● **Task directions**
Restate the whole listing word for word. Pictures are left out.

● **The data**
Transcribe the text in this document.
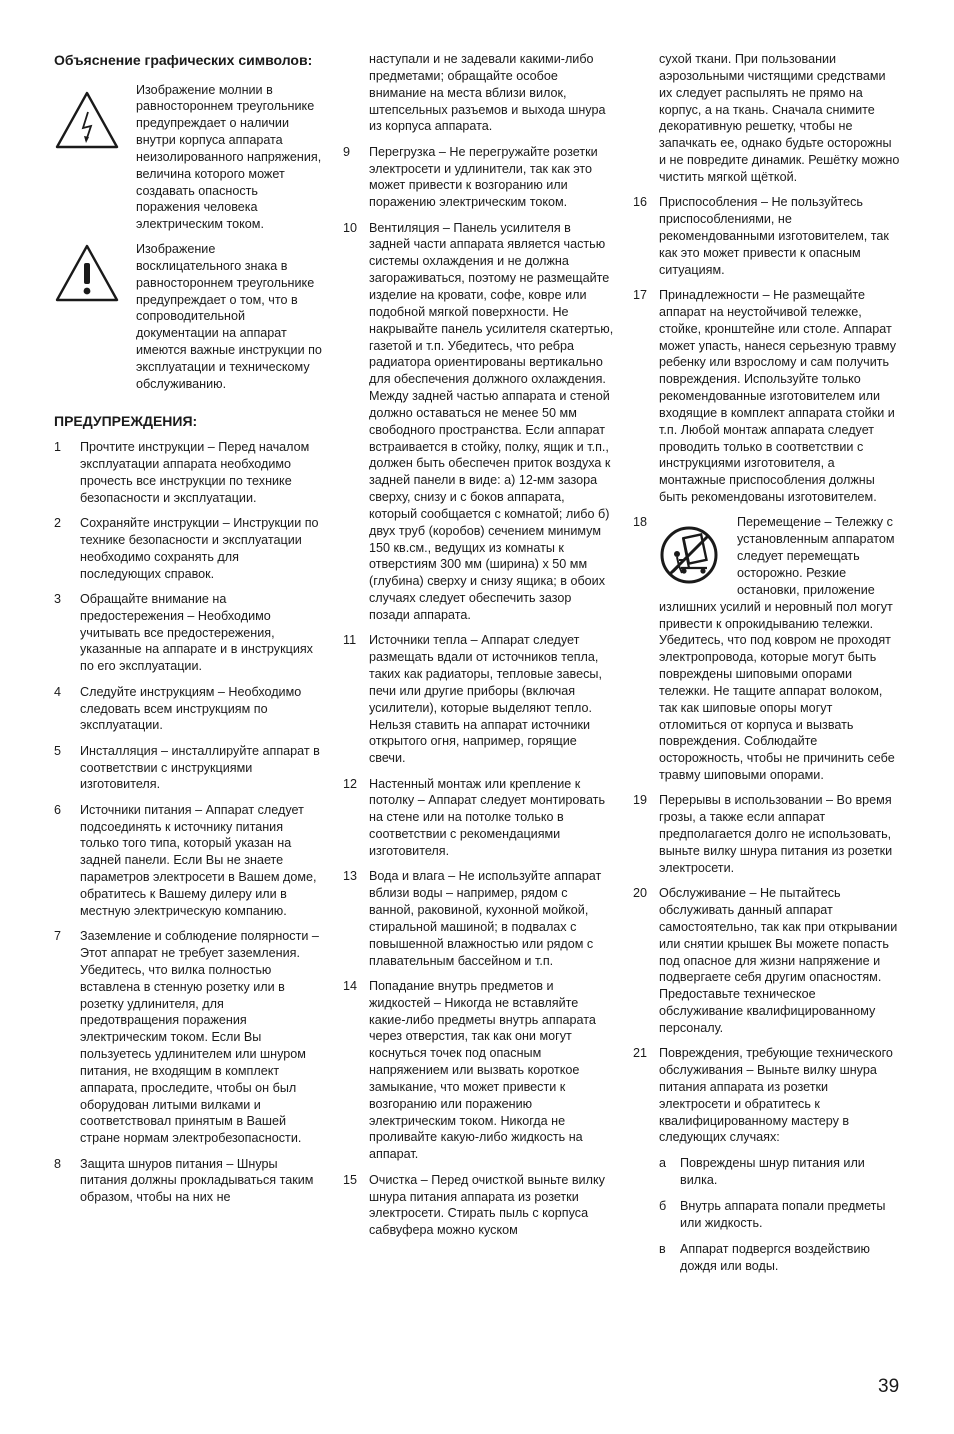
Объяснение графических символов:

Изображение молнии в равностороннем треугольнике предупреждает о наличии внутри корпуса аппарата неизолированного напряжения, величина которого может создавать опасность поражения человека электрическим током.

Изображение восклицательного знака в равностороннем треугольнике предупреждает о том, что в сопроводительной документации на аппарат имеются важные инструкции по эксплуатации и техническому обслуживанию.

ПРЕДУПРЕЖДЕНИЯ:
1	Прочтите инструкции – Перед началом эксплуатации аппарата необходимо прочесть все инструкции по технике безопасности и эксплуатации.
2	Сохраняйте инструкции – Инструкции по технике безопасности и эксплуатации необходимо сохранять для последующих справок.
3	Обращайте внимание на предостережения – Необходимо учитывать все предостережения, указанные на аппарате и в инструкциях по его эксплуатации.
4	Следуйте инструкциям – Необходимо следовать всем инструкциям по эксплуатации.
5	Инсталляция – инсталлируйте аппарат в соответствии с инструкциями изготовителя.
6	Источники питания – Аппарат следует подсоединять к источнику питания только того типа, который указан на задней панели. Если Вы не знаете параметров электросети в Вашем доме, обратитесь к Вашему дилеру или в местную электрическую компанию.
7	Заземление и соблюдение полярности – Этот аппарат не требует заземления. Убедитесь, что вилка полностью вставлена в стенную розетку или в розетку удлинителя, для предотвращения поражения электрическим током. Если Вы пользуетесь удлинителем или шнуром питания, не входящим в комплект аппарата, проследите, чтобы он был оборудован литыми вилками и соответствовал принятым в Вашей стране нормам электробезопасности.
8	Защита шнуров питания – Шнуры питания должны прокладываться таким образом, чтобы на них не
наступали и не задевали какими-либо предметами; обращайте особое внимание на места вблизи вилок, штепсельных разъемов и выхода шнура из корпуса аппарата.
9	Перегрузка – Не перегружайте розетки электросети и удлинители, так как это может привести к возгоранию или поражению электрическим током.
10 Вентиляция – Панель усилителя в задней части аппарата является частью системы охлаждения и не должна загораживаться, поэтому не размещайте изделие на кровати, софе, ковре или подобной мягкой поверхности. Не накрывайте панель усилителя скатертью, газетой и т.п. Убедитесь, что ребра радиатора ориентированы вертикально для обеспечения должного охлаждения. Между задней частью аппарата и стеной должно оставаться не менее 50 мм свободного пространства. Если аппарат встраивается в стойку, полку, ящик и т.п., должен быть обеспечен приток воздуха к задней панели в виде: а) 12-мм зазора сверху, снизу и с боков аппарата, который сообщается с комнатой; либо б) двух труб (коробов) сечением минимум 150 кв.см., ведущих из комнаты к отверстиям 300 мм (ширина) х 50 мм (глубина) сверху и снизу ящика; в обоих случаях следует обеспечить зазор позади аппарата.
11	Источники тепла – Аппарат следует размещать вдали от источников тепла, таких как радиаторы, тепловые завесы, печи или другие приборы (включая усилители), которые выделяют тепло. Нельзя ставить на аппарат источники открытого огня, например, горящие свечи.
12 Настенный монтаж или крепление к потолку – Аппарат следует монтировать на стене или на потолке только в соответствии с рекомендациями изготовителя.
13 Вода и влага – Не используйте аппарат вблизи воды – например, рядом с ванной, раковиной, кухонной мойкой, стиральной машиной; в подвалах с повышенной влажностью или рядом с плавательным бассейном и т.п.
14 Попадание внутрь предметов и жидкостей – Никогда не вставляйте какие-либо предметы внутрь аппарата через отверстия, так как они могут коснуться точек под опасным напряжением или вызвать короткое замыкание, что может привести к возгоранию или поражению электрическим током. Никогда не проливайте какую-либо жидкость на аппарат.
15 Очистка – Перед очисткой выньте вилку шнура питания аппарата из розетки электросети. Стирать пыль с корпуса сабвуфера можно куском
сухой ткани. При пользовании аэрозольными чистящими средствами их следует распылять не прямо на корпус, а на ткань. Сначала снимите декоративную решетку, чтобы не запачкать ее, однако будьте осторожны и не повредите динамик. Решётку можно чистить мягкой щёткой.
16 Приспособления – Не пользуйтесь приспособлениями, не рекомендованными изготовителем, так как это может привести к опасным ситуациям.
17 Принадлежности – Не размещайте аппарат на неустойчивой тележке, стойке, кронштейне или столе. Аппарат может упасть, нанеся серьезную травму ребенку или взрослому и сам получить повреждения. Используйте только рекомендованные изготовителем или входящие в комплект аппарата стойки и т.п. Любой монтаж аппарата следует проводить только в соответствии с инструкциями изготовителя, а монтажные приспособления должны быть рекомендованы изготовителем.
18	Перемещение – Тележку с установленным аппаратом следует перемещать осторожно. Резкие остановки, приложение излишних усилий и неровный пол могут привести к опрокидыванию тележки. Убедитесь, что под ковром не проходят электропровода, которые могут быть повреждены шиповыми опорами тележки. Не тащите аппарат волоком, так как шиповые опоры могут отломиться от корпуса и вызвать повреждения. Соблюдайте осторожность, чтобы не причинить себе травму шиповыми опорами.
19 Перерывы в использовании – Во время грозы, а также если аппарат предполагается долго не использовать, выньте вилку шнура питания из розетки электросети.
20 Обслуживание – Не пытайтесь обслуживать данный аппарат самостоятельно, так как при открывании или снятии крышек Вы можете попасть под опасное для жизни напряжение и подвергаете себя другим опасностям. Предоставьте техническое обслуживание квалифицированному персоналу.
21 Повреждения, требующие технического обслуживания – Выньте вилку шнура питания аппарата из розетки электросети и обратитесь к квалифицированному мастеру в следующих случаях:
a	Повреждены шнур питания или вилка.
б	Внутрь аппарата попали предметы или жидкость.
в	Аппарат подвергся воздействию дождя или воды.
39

● **Response to this task**
Transcribe the text in this document.
Объяснение графических символов:

Изображение молнии в равностороннем треугольнике предупреждает о наличии внутри корпуса аппарата неизолированного напряжения, величина которого может создавать опасность поражения человека электрическим током.

Изображение восклицательного знака в равностороннем треугольнике предупреждает о том, что в сопроводительной документации на аппарат имеются важные инструкции по эксплуатации и техническому обслуживанию.

ПРЕДУПРЕЖДЕНИЯ:
1	Прочтите инструкции – Перед началом эксплуатации аппарата необходимо прочесть все инструкции по технике безопасности и эксплуатации.
2	Сохраняйте инструкции – Инструкции по технике безопасности и эксплуатации необходимо сохранять для последующих справок.
3	Обращайте внимание на предостережения – Необходимо учитывать все предостережения, указанные на аппарате и в инструкциях по его эксплуатации.
4	Следуйте инструкциям – Необходимо следовать всем инструкциям по эксплуатации.
5	Инсталляция – инсталлируйте аппарат в соответствии с инструкциями изготовителя.
6	Источники питания – Аппарат следует подсоединять к источнику питания только того типа, который указан на задней панели. Если Вы не знаете параметров электросети в Вашем доме, обратитесь к Вашему дилеру или в местную электрическую компанию.
7	Заземление и соблюдение полярности – Этот аппарат не требует заземления. Убедитесь, что вилка полностью вставлена в стенную розетку или в розетку удлинителя, для предотвращения поражения электрическим током. Если Вы пользуетесь удлинителем или шнуром питания, не входящим в комплект аппарата, проследите, чтобы он был оборудован литыми вилками и соответствовал принятым в Вашей стране нормам электробезопасности.
8	Защита шнуров питания – Шнуры питания должны прокладываться таким образом, чтобы на них не
наступали и не задевали какими-либо предметами; обращайте особое внимание на места вблизи вилок, штепсельных разъемов и выхода шнура из корпуса аппарата.
9	Перегрузка – Не перегружайте розетки электросети и удлинители, так как это может привести к возгоранию или поражению электрическим током.
10 Вентиляция – Панель усилителя в задней части аппарата является частью системы охлаждения и не должна загораживаться, поэтому не размещайте изделие на кровати, софе, ковре или подобной мягкой поверхности. Не накрывайте панель усилителя скатертью, газетой и т.п. Убедитесь, что ребра радиатора ориентированы вертикально для обеспечения должного охлаждения. Между задней частью аппарата и стеной должно оставаться не менее 50 мм свободного пространства. Если аппарат встраивается в стойку, полку, ящик и т.п., должен быть обеспечен приток воздуха к задней панели в виде: а) 12-мм зазора сверху, снизу и с боков аппарата, который сообщается с комнатой; либо б) двух труб (коробов) сечением минимум 150 кв.см., ведущих из комнаты к отверстиям 300 мм (ширина) х 50 мм (глубина) сверху и снизу ящика; в обоих случаях следует обеспечить зазор позади аппарата.
11	Источники тепла – Аппарат следует размещать вдали от источников тепла, таких как радиаторы, тепловые завесы, печи или другие приборы (включая усилители), которые выделяют тепло. Нельзя ставить на аппарат источники открытого огня, например, горящие свечи.
12 Настенный монтаж или крепление к потолку – Аппарат следует монтировать на стене или на потолке только в соответствии с рекомендациями изготовителя.
13 Вода и влага – Не используйте аппарат вблизи воды – например, рядом с ванной, раковиной, кухонной мойкой, стиральной машиной; в подвалах с повышенной влажностью или рядом с плавательным бассейном и т.п.
14 Попадание внутрь предметов и жидкостей – Никогда не вставляйте какие-либо предметы внутрь аппарата через отверстия, так как они могут коснуться точек под опасным напряжением или вызвать короткое замыкание, что может привести к возгоранию или поражению электрическим током. Никогда не проливайте какую-либо жидкость на аппарат.
15 Очистка – Перед очисткой выньте вилку шнура питания аппарата из розетки электросети. Стирать пыль с корпуса сабвуфера можно куском
сухой ткани. При пользовании аэрозольными чистящими средствами их следует распылять не прямо на корпус, а на ткань. Сначала снимите декоративную решетку, чтобы не запачкать ее, однако будьте осторожны и не повредите динамик. Решётку можно чистить мягкой щёткой.
16 Приспособления – Не пользуйтесь приспособлениями, не рекомендованными изготовителем, так как это может привести к опасным ситуациям.
17 Принадлежности – Не размещайте аппарат на неустойчивой тележке, стойке, кронштейне или столе. Аппарат может упасть, нанеся серьезную травму ребенку или взрослому и сам получить повреждения. Используйте только рекомендованные изготовителем или входящие в комплект аппарата стойки и т.п. Любой монтаж аппарата следует проводить только в соответствии с инструкциями изготовителя, а монтажные приспособления должны быть рекомендованы изготовителем.
18	Перемещение – Тележку с установленным аппаратом следует перемещать осторожно. Резкие остановки, приложение излишних усилий и неровный пол могут привести к опрокидыванию тележки. Убедитесь, что под ковром не проходят электропровода, которые могут быть повреждены шиповыми опорами тележки. Не тащите аппарат волоком, так как шиповые опоры могут отломиться от корпуса и вызвать повреждения. Соблюдайте осторожность, чтобы не причинить себе травму шиповыми опорами.
19 Перерывы в использовании – Во время грозы, а также если аппарат предполагается долго не использовать, выньте вилку шнура питания из розетки электросети.
20 Обслуживание – Не пытайтесь обслуживать данный аппарат самостоятельно, так как при открывании или снятии крышек Вы можете попасть под опасное для жизни напряжение и подвергаете себя другим опасностям. Предоставьте техническое обслуживание квалифицированному персоналу.
21 Повреждения, требующие технического обслуживания – Выньте вилку шнура питания аппарата из розетки электросети и обратитесь к квалифицированному мастеру в следующих случаях:
a	Повреждены шнур питания или вилка.
б	Внутрь аппарата попали предметы или жидкость.
в	Аппарат подвергся воздействию дождя или воды.
39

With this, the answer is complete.